__Stated task__: Extract each line bearing the word "晶晶小姐".

__Data records__:
BEGIN

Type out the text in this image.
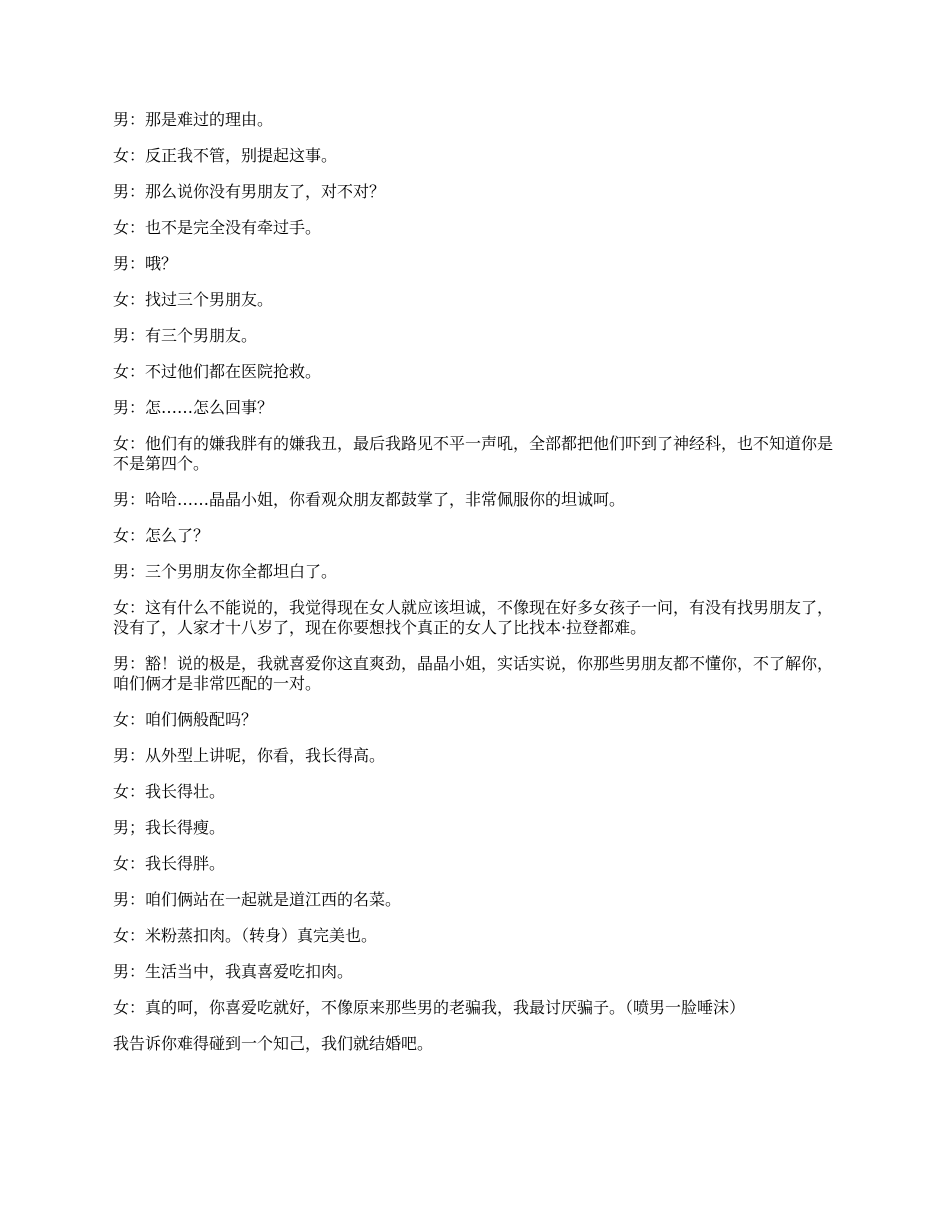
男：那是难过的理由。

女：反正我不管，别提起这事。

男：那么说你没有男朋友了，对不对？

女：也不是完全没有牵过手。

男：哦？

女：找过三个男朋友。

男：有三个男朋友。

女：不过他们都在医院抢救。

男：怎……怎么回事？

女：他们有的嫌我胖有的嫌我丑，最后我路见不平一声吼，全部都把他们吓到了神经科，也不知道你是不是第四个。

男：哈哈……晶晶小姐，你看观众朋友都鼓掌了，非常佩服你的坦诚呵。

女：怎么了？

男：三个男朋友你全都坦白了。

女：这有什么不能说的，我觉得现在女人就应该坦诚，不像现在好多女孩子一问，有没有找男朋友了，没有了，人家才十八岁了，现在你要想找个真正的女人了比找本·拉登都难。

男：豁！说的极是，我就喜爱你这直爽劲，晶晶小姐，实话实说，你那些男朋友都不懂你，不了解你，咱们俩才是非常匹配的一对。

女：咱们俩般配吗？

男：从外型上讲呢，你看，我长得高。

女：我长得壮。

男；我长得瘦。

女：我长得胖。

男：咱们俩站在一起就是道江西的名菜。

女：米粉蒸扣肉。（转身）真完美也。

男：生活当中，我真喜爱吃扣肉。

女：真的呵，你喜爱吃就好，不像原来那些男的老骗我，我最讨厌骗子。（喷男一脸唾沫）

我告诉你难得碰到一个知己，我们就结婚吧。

END
BEGIN

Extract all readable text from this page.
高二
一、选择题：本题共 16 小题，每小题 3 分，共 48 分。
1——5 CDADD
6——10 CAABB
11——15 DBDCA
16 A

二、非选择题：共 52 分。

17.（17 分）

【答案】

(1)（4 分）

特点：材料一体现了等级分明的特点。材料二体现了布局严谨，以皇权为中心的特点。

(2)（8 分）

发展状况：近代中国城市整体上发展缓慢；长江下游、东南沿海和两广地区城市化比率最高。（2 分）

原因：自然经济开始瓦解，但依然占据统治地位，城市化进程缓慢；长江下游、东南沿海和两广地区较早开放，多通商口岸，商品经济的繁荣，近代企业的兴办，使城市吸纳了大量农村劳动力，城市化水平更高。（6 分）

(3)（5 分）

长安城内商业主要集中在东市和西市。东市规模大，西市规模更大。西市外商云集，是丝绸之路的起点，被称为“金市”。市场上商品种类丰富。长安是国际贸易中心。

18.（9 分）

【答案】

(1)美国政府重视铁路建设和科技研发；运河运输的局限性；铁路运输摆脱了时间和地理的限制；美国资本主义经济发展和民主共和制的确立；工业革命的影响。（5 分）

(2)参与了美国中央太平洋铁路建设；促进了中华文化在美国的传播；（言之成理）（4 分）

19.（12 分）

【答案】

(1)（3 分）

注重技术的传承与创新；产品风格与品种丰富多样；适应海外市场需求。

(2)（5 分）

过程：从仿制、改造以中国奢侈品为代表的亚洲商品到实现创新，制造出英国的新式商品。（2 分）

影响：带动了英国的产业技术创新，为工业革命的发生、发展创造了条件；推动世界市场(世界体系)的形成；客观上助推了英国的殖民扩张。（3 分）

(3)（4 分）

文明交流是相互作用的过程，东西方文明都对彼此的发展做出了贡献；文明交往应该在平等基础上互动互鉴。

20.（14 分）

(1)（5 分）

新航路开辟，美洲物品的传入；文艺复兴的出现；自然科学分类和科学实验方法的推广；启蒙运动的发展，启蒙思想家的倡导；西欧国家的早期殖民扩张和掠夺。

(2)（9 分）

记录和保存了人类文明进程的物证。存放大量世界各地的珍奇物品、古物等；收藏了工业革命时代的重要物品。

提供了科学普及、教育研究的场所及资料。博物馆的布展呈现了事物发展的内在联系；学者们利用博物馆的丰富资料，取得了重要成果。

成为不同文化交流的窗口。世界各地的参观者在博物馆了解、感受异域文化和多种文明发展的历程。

END

__Response below__:
男：哈哈……晶晶小姐，你看观众朋友都鼓掌了，非常佩服你的坦诚呵。
男：豁！说的极是，我就喜爱你这直爽劲，晶晶小姐，实话实说，你那些男朋友都不懂你，不了解你，咱们俩才是非常匹配的一对。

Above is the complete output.